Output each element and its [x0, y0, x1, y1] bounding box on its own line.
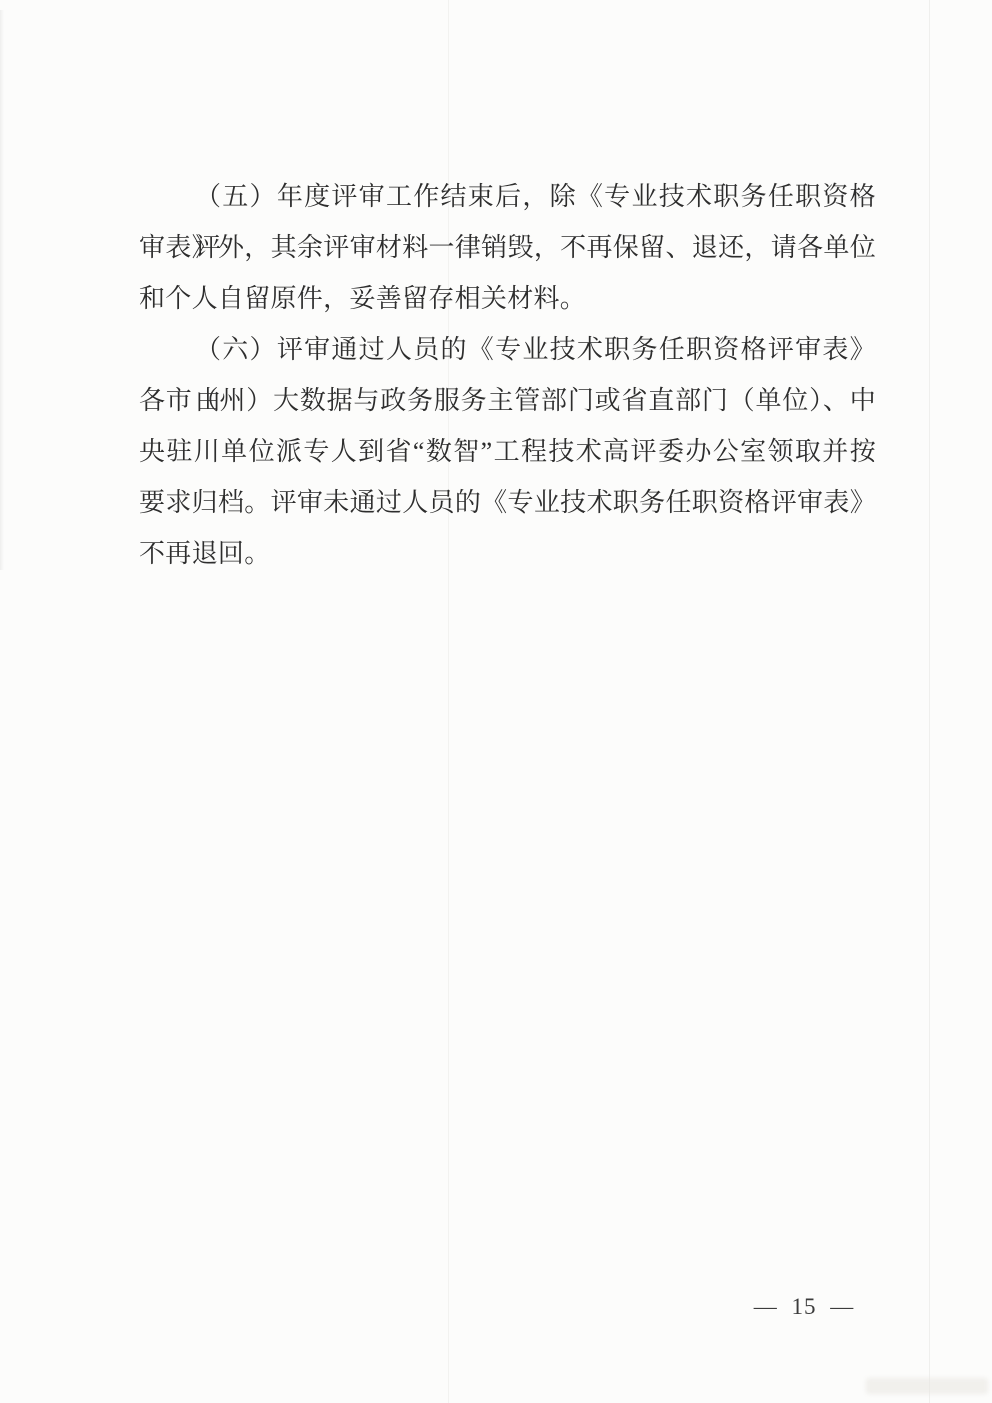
text-line: 各市（州）大数据与政务服务主管部门或省直部门（单位）、中 [139, 375, 876, 426]
paragraph-5: （五）年度评审工作结束后，除《专业技术职务任职资格评 审表》外，其余评审材料一律… [139, 171, 876, 324]
text-line: 央驻川单位派专人到省“数智”工程技术高评委办公室领取并按 [139, 426, 876, 477]
text-line: 要求归档。评审未通过人员的《专业技术职务任职资格评审表》 [139, 477, 876, 528]
page-number: — 15 — [750, 1292, 858, 1322]
document-body: （五）年度评审工作结束后，除《专业技术职务任职资格评 审表》外，其余评审材料一律… [139, 171, 876, 579]
text-line: 不再退回。 [139, 528, 876, 579]
text-line: 审表》外，其余评审材料一律销毁，不再保留、退还，请各单位 [139, 222, 876, 273]
text-line: （六）评审通过人员的《专业技术职务任职资格评审表》由 [139, 324, 876, 375]
faint-watermark [866, 1378, 988, 1394]
scan-artifact-line [929, 0, 930, 1403]
text-line: 和个人自留原件，妥善留存相关材料。 [139, 273, 876, 324]
paragraph-6: （六）评审通过人员的《专业技术职务任职资格评审表》由 各市（州）大数据与政务服务… [139, 324, 876, 579]
document-page: （五）年度评审工作结束后，除《专业技术职务任职资格评 审表》外，其余评审材料一律… [0, 0, 992, 1403]
text-line: （五）年度评审工作结束后，除《专业技术职务任职资格评 [139, 171, 876, 222]
scan-edge-shadow [0, 10, 4, 570]
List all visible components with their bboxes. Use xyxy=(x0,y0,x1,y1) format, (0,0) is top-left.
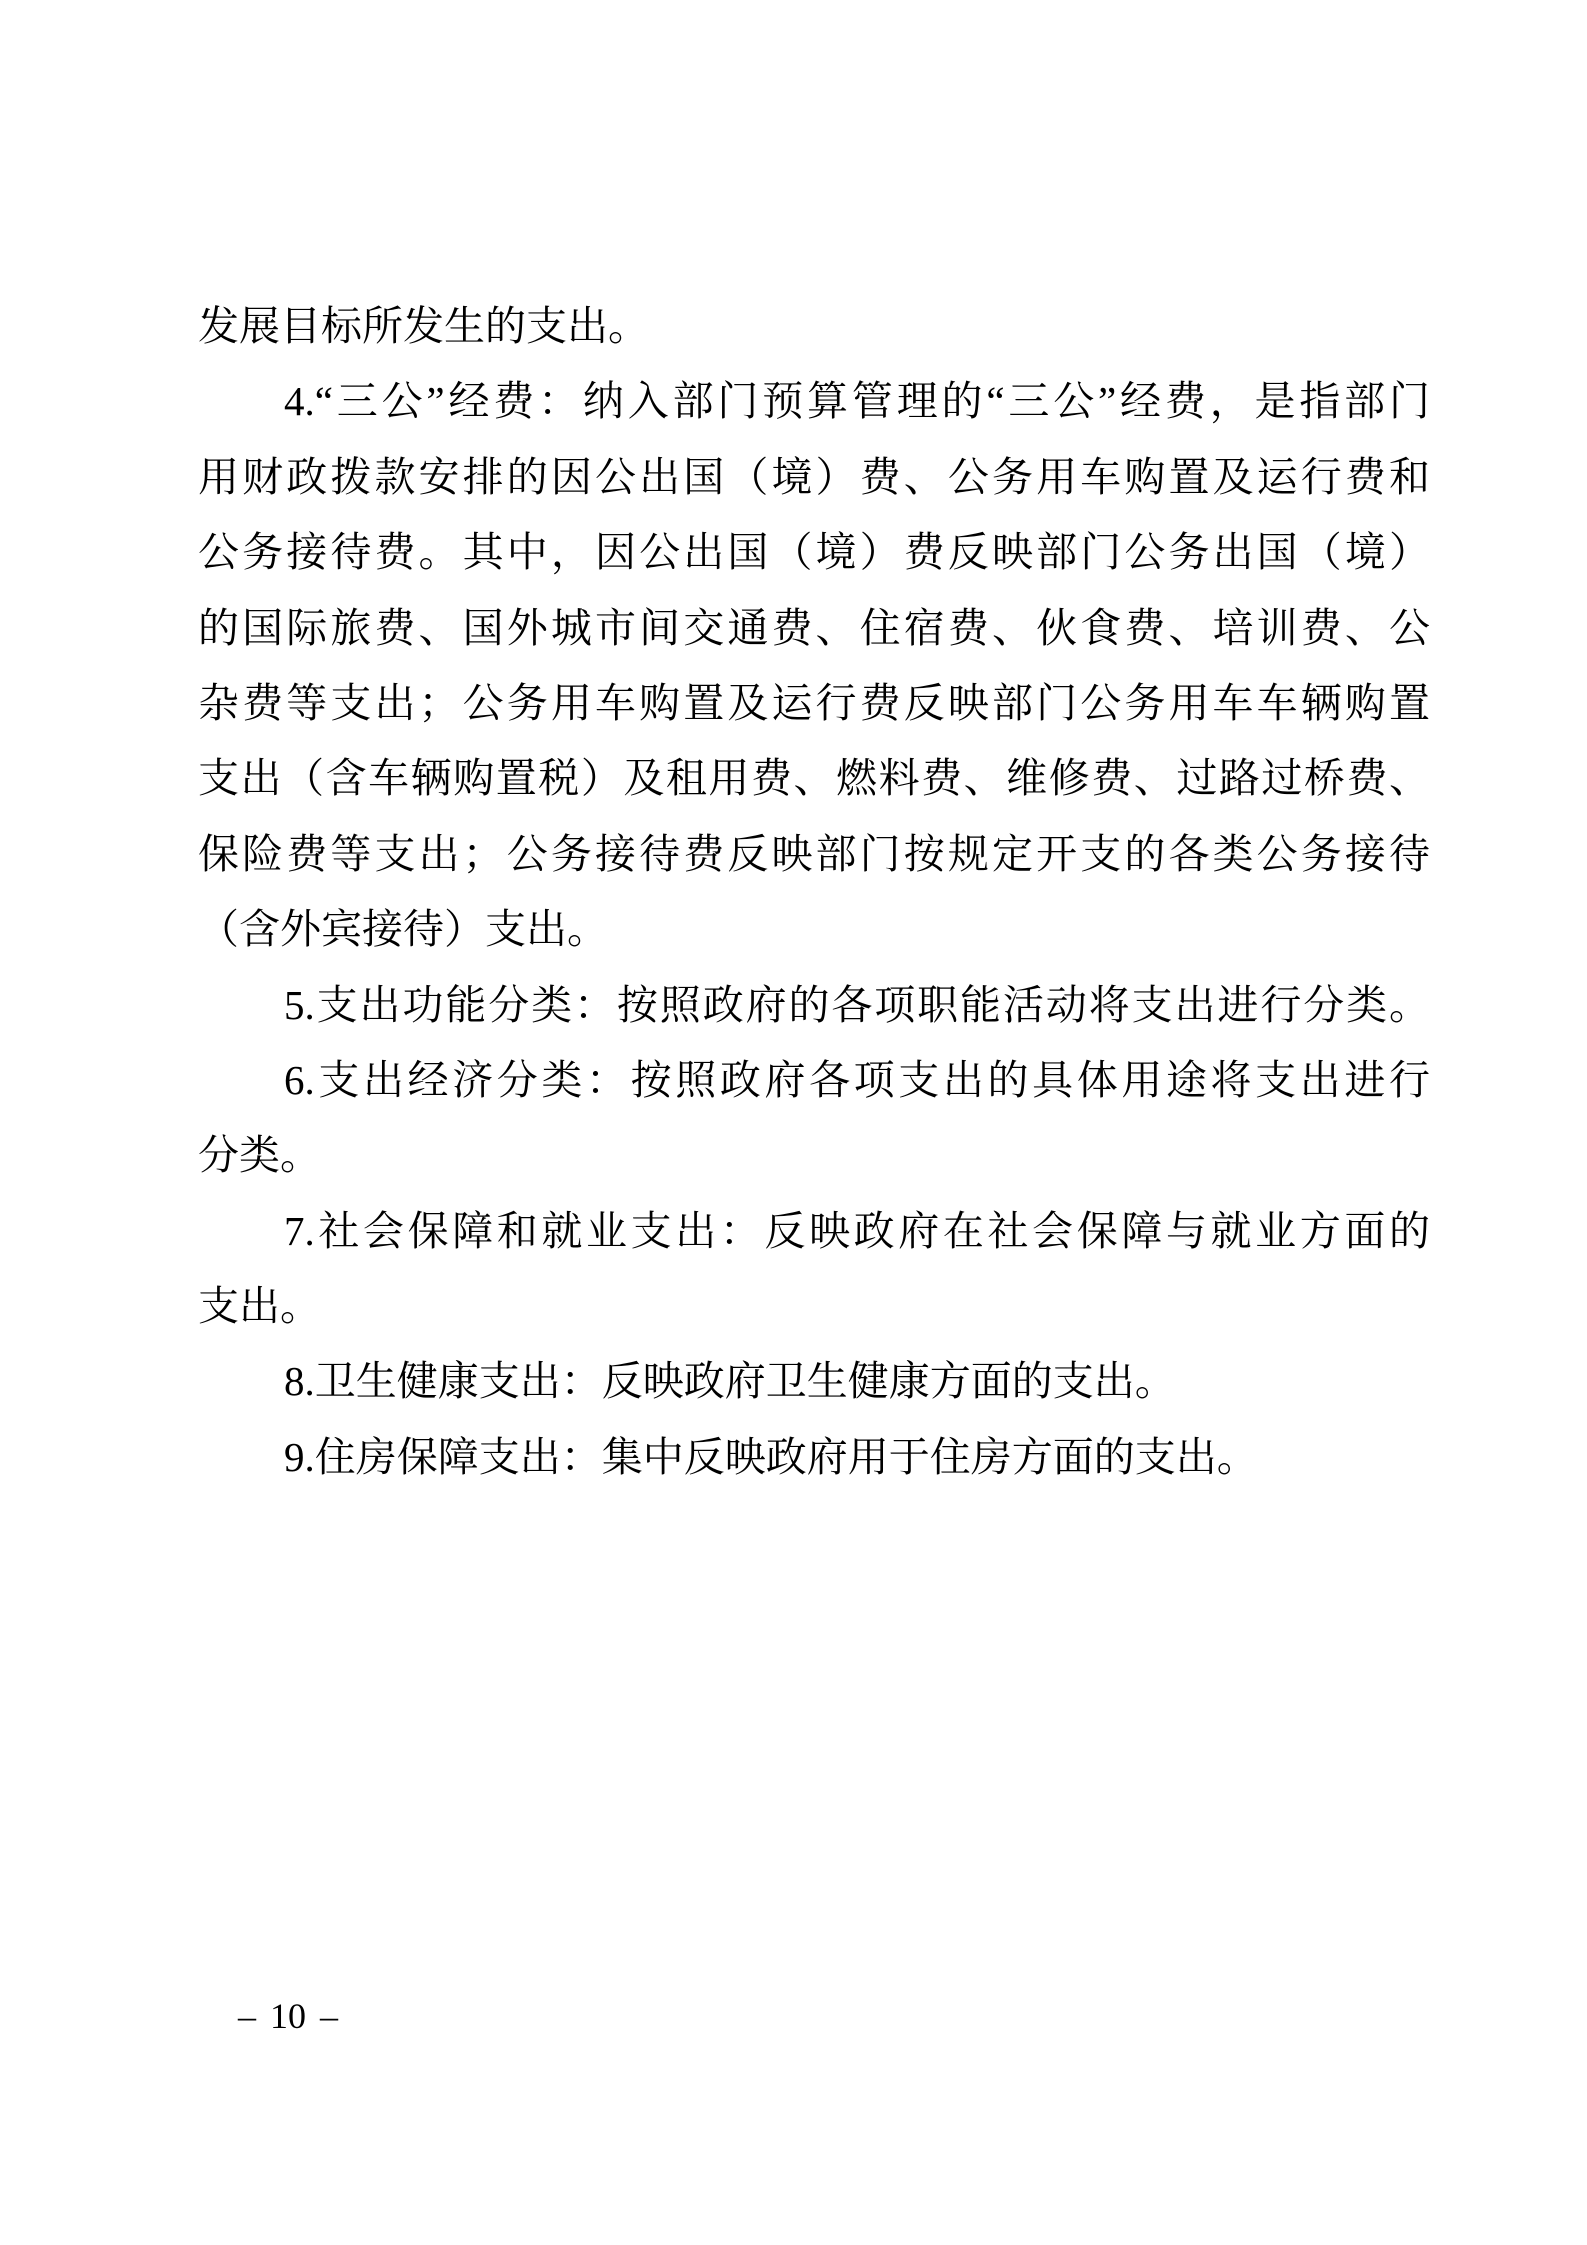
text-line: 7.社会保障和就业支出：反映政府在社会保障与就业方面的 xyxy=(198,1194,1430,1269)
text-line: 支出。 xyxy=(198,1269,1430,1344)
text-line: 5.支出功能分类：按照政府的各项职能活动将支出进行分类。 xyxy=(198,968,1430,1043)
text-line: 分类。 xyxy=(198,1118,1430,1193)
text-line: 支出（含车辆购置税）及租用费、燃料费、维修费、过路过桥费、 xyxy=(198,741,1430,816)
body-text: 发展目标所发生的支出。4.“三公”经费：纳入部门预算管理的“三公”经费，是指部门… xyxy=(198,289,1430,1495)
document-page: 发展目标所发生的支出。4.“三公”经费：纳入部门预算管理的“三公”经费，是指部门… xyxy=(0,0,1587,2245)
page-number-value: 10 xyxy=(270,1994,306,2038)
page-number-left-dash: – xyxy=(238,1994,256,2038)
text-line: 用财政拨款安排的因公出国（境）费、公务用车购置及运行费和 xyxy=(198,440,1430,515)
text-line: 发展目标所发生的支出。 xyxy=(198,289,1430,364)
page-number-right-dash: – xyxy=(320,1994,338,2038)
text-line: 8.卫生健康支出：反映政府卫生健康方面的支出。 xyxy=(198,1344,1430,1419)
text-line: 6.支出经济分类：按照政府各项支出的具体用途将支出进行 xyxy=(198,1043,1430,1118)
text-line: 公务接待费。其中，因公出国（境）费反映部门公务出国（境） xyxy=(198,515,1430,590)
page-number: –10– xyxy=(238,1994,338,2038)
text-line: 9.住房保障支出：集中反映政府用于住房方面的支出。 xyxy=(198,1420,1430,1495)
text-line: 保险费等支出；公务接待费反映部门按规定开支的各类公务接待 xyxy=(198,817,1430,892)
text-line: （含外宾接待）支出。 xyxy=(198,892,1430,967)
text-line: 的国际旅费、国外城市间交通费、住宿费、伙食费、培训费、公 xyxy=(198,591,1430,666)
text-line: 杂费等支出；公务用车购置及运行费反映部门公务用车车辆购置 xyxy=(198,666,1430,741)
text-line: 4.“三公”经费：纳入部门预算管理的“三公”经费，是指部门 xyxy=(198,364,1430,439)
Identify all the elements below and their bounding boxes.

________________________

Aim of the task
Please return the entries above, from the line containing "text-line: 各市（州）大数据与政务服务主管部门或省直部门（单位）、中 [139, 375, 876, 426]" through the line containing "text-line: 要求归档。评审未通过人员的《专业技术职务任职资格评审表》 [139, 477, 876, 528]", copied verbatim.

Answer to this exercise
text-line: 各市（州）大数据与政务服务主管部门或省直部门（单位）、中 [139, 375, 876, 426]
paragraph-5: （五）年度评审工作结束后，除《专业技术职务任职资格评 审表》外，其余评审材料一律… [139, 171, 876, 324]
text-line: 央驻川单位派专人到省“数智”工程技术高评委办公室领取并按 [139, 426, 876, 477]
text-line: 要求归档。评审未通过人员的《专业技术职务任职资格评审表》 [139, 477, 876, 528]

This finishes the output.